### MATERIAL FOR THIS EXERCISE
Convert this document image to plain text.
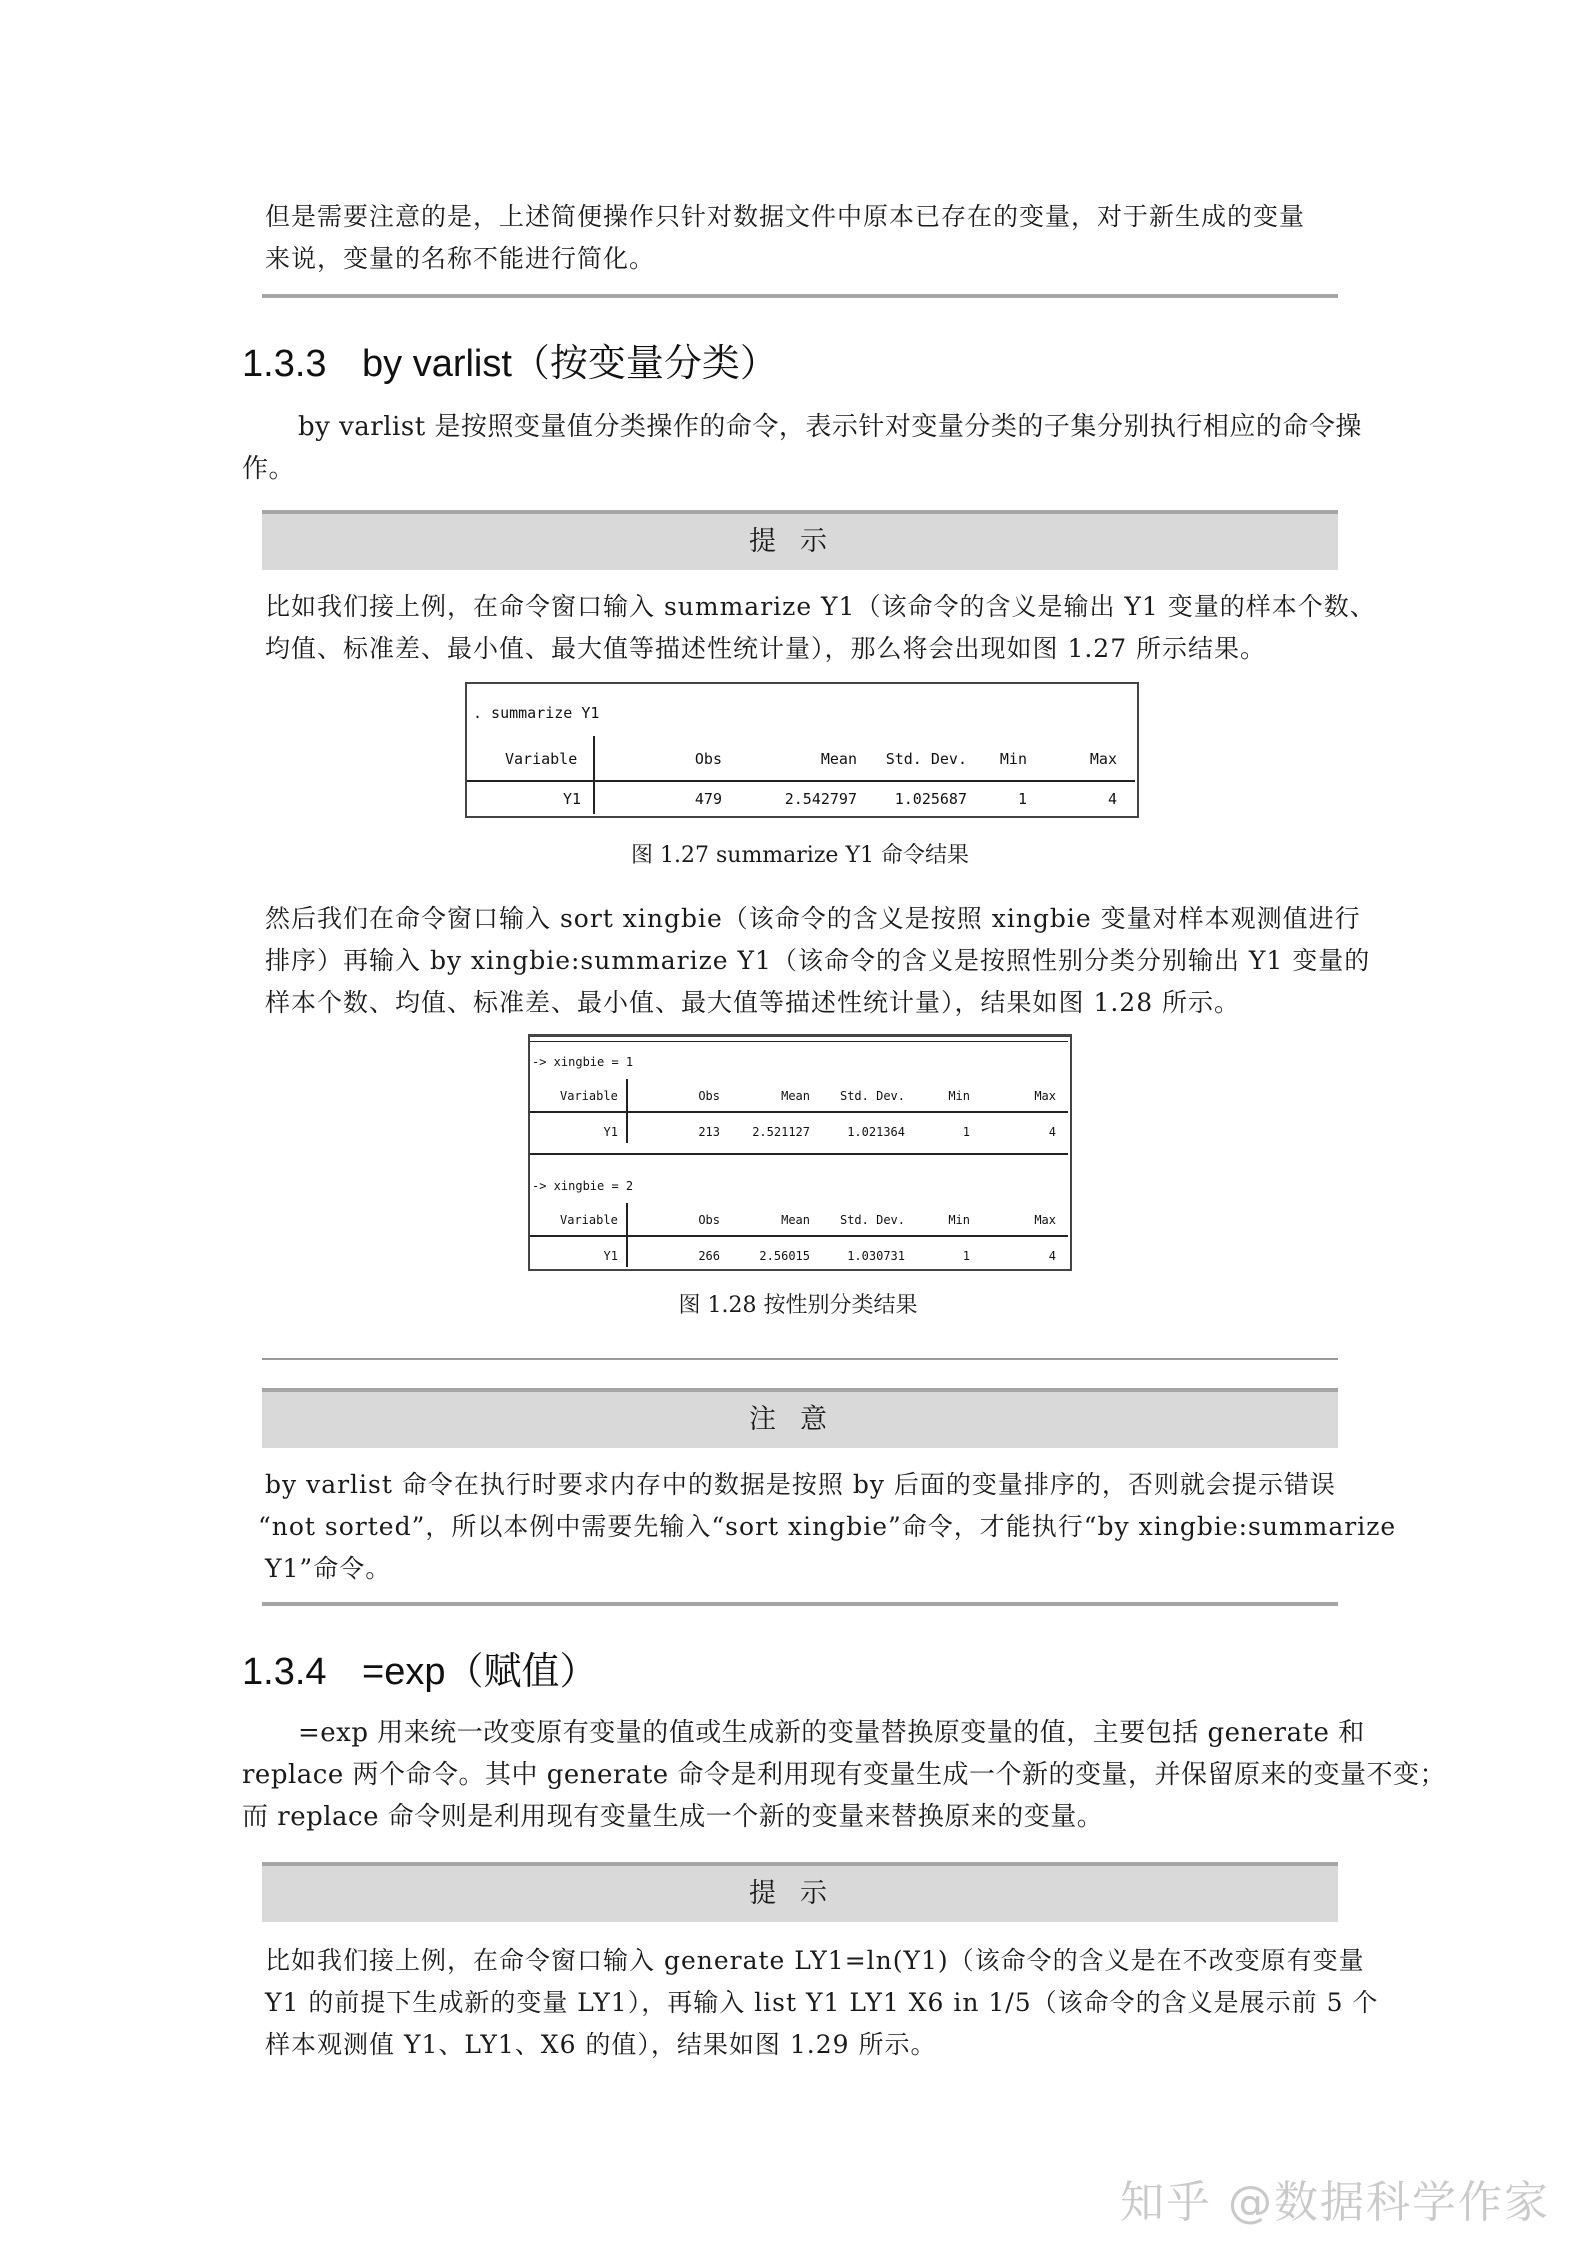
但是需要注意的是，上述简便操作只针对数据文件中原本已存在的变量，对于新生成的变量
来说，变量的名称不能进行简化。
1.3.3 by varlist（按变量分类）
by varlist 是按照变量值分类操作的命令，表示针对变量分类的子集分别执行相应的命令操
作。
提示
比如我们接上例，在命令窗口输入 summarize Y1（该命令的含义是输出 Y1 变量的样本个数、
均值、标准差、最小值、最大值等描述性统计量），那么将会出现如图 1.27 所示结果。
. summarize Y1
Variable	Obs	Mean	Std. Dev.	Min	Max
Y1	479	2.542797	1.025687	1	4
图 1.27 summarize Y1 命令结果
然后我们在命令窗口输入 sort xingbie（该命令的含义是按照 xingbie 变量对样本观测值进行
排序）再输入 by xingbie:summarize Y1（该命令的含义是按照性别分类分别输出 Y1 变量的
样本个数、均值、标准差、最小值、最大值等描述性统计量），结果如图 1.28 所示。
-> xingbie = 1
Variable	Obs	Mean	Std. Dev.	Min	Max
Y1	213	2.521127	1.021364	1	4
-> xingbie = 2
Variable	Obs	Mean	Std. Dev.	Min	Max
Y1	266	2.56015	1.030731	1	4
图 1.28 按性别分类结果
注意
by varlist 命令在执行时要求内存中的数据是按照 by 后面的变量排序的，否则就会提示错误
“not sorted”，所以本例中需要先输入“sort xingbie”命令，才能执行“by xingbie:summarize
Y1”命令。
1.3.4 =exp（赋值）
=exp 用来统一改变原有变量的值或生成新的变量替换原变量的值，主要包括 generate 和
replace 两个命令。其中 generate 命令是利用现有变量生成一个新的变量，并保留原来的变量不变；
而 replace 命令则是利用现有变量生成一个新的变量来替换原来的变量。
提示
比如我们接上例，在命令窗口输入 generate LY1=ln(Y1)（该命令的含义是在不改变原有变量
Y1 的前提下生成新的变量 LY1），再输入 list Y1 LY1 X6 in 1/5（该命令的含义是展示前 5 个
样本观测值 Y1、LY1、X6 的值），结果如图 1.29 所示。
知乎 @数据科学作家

==

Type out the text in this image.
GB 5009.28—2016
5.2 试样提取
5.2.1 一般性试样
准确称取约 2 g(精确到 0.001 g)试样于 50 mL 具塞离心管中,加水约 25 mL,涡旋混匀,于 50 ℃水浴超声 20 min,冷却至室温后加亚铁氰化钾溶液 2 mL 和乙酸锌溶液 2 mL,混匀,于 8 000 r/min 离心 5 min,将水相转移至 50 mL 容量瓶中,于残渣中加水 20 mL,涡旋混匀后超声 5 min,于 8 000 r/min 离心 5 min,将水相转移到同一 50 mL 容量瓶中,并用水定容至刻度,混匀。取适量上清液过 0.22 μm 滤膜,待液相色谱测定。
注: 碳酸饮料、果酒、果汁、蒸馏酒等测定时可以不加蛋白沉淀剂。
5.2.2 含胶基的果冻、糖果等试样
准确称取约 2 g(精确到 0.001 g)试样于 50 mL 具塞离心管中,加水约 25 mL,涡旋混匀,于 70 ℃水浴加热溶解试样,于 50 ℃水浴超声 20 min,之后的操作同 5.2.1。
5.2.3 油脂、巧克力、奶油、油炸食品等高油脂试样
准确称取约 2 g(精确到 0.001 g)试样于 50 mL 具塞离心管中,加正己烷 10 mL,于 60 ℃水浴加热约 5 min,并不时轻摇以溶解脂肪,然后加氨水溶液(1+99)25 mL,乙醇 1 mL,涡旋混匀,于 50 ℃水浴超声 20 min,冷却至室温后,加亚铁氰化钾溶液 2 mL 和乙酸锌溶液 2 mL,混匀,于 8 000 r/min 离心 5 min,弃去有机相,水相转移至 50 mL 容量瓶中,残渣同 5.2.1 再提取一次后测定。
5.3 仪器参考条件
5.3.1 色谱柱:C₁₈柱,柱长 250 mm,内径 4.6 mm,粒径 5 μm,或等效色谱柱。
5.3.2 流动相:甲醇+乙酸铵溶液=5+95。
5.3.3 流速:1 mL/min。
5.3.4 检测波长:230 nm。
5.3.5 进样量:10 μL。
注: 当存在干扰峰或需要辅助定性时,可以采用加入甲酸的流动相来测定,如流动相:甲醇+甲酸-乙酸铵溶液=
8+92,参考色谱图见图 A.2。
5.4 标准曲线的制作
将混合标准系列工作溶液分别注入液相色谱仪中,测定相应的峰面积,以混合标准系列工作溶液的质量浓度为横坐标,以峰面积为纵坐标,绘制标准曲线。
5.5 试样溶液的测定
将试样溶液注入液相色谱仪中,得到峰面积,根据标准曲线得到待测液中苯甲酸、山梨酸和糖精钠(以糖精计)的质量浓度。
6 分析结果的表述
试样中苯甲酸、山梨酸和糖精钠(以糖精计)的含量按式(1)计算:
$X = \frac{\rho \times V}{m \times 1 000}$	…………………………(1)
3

==

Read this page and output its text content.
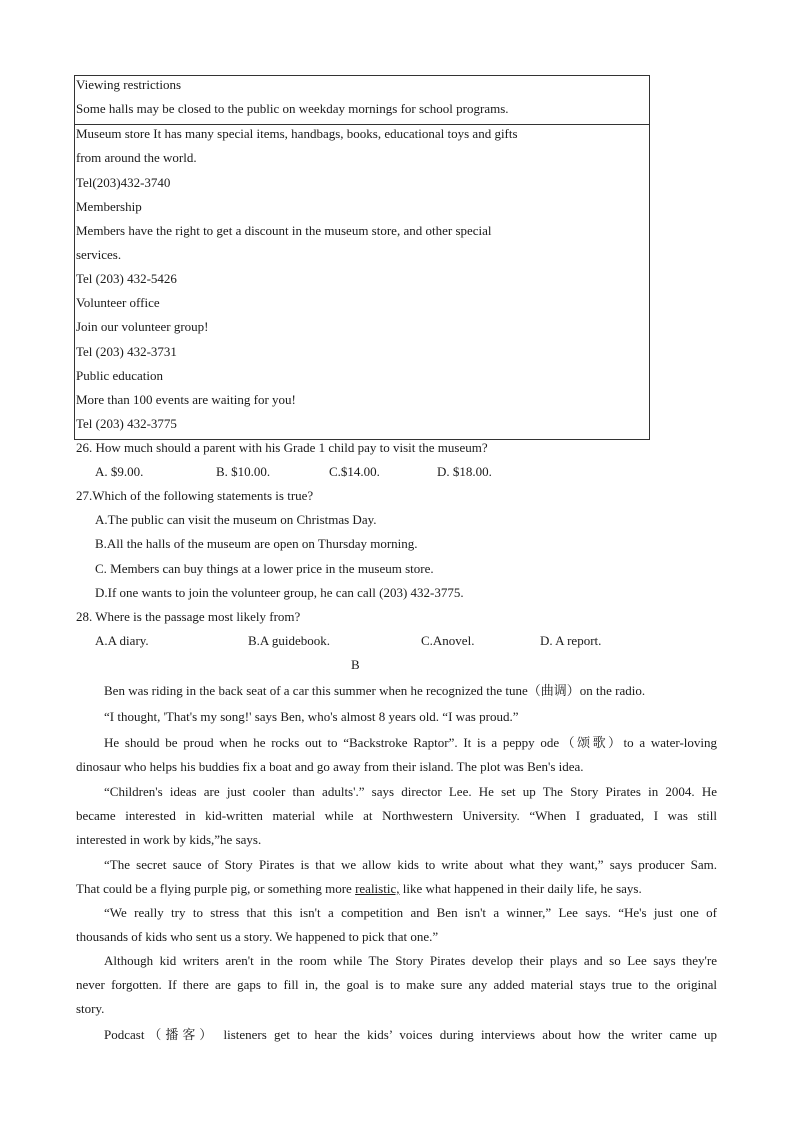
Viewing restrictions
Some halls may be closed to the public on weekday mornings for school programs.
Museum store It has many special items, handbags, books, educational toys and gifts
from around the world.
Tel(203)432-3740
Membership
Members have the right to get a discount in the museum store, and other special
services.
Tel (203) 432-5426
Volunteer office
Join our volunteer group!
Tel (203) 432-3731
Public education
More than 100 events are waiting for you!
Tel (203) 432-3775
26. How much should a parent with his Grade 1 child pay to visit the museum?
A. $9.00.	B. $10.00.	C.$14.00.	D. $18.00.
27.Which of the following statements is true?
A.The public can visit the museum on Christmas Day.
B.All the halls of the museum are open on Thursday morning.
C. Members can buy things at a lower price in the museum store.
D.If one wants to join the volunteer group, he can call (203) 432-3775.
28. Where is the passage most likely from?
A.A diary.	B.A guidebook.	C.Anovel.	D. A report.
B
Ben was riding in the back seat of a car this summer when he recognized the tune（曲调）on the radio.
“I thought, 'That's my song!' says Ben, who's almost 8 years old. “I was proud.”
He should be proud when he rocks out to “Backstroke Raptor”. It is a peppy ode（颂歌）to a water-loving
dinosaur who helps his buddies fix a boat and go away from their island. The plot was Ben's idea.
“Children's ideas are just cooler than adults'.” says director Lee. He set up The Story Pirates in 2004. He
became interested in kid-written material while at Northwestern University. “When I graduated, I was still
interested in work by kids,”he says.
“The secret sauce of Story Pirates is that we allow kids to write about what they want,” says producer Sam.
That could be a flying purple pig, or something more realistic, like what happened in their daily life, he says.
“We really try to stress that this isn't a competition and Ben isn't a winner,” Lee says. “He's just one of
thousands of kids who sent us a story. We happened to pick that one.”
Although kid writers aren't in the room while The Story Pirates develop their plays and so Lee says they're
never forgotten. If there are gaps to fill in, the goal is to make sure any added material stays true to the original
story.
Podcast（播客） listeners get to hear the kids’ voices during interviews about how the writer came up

### GOAL
Extract each line from the entries above that contains the string "what".

### RESPONSE
“The secret sauce of Story Pirates is that we allow kids to write about what they want,” says producer Sam.
That could be a flying purple pig, or something more realistic, like what happened in their daily life, he says.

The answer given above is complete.